(Exercise description):
Could you copy every line from the material below in which "screenshot" appears?

(Data supplied):
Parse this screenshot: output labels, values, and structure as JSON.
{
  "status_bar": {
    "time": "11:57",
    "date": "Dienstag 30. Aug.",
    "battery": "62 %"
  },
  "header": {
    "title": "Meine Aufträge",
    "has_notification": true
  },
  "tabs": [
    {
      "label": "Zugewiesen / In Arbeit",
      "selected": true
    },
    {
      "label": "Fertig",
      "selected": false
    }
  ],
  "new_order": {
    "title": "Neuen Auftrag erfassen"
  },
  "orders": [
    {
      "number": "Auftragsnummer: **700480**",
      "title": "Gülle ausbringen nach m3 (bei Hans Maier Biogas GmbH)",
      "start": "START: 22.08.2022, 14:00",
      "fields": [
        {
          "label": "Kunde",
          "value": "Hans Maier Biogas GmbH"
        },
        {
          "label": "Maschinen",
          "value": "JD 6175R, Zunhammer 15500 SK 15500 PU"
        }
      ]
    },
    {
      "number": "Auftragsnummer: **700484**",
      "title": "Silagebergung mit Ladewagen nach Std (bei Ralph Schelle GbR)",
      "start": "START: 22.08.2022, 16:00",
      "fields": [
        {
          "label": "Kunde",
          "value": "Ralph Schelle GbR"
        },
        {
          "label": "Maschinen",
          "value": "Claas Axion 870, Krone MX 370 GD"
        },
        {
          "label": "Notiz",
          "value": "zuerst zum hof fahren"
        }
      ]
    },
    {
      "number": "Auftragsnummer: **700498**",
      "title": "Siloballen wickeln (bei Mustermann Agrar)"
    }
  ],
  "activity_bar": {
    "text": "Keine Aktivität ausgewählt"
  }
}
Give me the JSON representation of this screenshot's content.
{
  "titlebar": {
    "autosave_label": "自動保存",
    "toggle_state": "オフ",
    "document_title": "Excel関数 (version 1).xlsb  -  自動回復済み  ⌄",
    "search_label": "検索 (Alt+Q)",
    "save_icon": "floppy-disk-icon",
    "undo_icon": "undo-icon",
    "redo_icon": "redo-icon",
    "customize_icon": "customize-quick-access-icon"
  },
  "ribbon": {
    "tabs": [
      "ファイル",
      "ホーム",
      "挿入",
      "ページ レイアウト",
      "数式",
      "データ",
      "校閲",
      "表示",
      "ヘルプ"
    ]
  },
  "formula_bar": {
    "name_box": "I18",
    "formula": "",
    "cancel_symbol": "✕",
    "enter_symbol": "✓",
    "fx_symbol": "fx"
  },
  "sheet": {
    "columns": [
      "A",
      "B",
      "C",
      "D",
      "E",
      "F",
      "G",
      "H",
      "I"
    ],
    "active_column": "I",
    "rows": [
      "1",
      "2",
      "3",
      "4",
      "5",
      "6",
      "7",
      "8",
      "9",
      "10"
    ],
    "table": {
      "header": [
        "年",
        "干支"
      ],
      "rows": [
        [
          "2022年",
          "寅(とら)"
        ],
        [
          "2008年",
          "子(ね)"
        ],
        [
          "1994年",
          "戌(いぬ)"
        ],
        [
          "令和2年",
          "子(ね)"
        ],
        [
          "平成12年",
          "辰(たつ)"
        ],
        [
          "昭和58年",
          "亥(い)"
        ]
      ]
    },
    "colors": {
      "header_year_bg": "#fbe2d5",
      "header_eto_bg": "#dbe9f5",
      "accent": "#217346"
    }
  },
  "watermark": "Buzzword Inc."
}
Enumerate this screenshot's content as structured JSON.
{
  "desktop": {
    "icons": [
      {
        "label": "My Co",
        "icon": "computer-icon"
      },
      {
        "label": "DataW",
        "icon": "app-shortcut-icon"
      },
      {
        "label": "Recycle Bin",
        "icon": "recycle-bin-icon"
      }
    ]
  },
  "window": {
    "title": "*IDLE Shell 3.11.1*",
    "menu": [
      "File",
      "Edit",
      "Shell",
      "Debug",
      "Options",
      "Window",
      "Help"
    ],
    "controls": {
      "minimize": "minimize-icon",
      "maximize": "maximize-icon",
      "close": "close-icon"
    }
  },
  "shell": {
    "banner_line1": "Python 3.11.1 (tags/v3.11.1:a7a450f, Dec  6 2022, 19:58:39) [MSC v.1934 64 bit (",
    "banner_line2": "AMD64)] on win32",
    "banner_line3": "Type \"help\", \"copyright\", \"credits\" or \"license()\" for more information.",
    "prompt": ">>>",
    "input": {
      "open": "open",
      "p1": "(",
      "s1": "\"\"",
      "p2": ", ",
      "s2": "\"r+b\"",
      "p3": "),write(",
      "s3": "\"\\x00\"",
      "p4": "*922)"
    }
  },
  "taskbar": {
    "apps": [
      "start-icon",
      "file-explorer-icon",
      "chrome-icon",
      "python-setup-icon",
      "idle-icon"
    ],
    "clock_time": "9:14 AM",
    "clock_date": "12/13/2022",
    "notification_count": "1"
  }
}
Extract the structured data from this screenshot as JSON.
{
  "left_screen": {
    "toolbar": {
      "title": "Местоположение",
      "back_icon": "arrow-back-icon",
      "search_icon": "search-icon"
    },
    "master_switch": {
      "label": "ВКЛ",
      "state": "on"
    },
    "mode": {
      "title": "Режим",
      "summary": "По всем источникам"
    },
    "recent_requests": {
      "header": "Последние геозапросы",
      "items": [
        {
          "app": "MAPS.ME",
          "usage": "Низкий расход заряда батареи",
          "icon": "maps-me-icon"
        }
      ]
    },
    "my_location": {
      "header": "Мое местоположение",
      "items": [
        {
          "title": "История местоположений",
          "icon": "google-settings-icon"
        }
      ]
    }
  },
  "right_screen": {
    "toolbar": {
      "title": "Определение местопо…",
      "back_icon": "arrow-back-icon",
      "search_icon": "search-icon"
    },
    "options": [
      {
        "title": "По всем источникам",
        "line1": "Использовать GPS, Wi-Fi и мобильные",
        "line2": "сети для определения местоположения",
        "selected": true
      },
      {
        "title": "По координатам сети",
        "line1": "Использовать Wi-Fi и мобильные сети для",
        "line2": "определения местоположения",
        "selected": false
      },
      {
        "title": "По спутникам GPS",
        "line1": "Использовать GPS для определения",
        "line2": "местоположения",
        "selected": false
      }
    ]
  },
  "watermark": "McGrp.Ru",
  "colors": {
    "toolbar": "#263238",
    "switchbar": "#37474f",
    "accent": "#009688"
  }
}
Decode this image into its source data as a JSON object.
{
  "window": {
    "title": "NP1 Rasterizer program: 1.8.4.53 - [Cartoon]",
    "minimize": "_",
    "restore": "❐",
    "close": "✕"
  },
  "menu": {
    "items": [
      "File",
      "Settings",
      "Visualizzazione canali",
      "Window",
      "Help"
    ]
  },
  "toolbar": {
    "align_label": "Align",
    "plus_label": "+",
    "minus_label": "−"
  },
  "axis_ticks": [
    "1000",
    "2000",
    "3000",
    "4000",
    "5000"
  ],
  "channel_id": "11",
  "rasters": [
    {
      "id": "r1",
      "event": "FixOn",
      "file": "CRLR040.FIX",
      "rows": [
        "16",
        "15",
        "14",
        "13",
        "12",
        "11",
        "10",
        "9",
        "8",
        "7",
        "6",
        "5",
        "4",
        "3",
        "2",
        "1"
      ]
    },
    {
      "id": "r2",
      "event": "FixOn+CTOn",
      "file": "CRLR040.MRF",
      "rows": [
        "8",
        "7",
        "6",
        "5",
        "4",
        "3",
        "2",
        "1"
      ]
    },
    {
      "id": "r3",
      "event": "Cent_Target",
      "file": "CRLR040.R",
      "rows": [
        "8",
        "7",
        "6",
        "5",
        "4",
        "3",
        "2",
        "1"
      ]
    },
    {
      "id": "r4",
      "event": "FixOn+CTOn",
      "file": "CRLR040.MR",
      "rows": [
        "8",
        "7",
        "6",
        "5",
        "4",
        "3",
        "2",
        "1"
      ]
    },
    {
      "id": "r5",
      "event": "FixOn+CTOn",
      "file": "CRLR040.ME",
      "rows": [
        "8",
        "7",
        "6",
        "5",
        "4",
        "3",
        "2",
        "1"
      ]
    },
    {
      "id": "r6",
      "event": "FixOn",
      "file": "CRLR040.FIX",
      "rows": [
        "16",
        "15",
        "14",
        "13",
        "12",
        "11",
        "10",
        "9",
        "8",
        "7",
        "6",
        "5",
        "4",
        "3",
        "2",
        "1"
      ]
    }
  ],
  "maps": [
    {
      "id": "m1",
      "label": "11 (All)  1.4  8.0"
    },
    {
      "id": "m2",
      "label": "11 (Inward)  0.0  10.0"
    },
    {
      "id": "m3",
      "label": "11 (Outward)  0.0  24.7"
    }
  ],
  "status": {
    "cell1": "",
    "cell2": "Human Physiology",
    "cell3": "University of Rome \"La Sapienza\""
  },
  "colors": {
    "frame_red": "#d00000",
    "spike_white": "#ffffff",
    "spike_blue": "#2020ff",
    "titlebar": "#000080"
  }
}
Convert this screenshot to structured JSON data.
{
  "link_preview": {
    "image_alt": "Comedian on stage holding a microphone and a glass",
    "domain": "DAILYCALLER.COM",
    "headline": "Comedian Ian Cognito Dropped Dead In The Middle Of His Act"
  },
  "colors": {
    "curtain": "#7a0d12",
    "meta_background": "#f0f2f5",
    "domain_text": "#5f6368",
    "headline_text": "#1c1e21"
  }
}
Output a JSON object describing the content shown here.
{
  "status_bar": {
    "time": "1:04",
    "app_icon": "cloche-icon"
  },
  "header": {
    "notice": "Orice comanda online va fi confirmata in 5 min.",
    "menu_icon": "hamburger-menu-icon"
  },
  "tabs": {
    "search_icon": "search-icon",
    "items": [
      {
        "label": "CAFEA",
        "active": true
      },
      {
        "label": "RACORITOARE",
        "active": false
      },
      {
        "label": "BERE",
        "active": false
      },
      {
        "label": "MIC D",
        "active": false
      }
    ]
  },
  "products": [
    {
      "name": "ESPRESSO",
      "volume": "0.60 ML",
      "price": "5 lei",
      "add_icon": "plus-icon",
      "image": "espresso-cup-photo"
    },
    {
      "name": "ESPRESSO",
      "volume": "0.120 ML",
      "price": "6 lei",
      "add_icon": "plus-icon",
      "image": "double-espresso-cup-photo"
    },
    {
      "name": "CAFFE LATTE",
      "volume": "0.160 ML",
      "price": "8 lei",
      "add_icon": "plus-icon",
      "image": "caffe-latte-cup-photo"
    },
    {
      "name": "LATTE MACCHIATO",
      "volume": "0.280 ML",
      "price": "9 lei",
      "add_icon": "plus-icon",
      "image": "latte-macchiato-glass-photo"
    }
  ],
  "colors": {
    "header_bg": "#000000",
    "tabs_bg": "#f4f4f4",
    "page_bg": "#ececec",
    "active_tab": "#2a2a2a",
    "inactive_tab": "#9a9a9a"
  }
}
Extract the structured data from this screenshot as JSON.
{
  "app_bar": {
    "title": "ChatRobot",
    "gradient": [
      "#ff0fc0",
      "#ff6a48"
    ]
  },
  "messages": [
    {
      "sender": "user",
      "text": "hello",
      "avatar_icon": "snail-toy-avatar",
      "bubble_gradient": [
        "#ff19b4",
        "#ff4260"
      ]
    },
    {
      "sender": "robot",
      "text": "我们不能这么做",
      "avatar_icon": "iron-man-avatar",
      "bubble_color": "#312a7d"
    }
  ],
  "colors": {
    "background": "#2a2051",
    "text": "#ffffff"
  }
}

(Complete output):
Parse this screenshot: output labels, values, and structure as JSON.
Give me the JSON representation of this screenshot's content.
Enumerate this screenshot's content as structured JSON.
Extract the structured data from this screenshot as JSON.
Convert this screenshot to structured JSON data.
Extract the structured data from this screenshot as JSON.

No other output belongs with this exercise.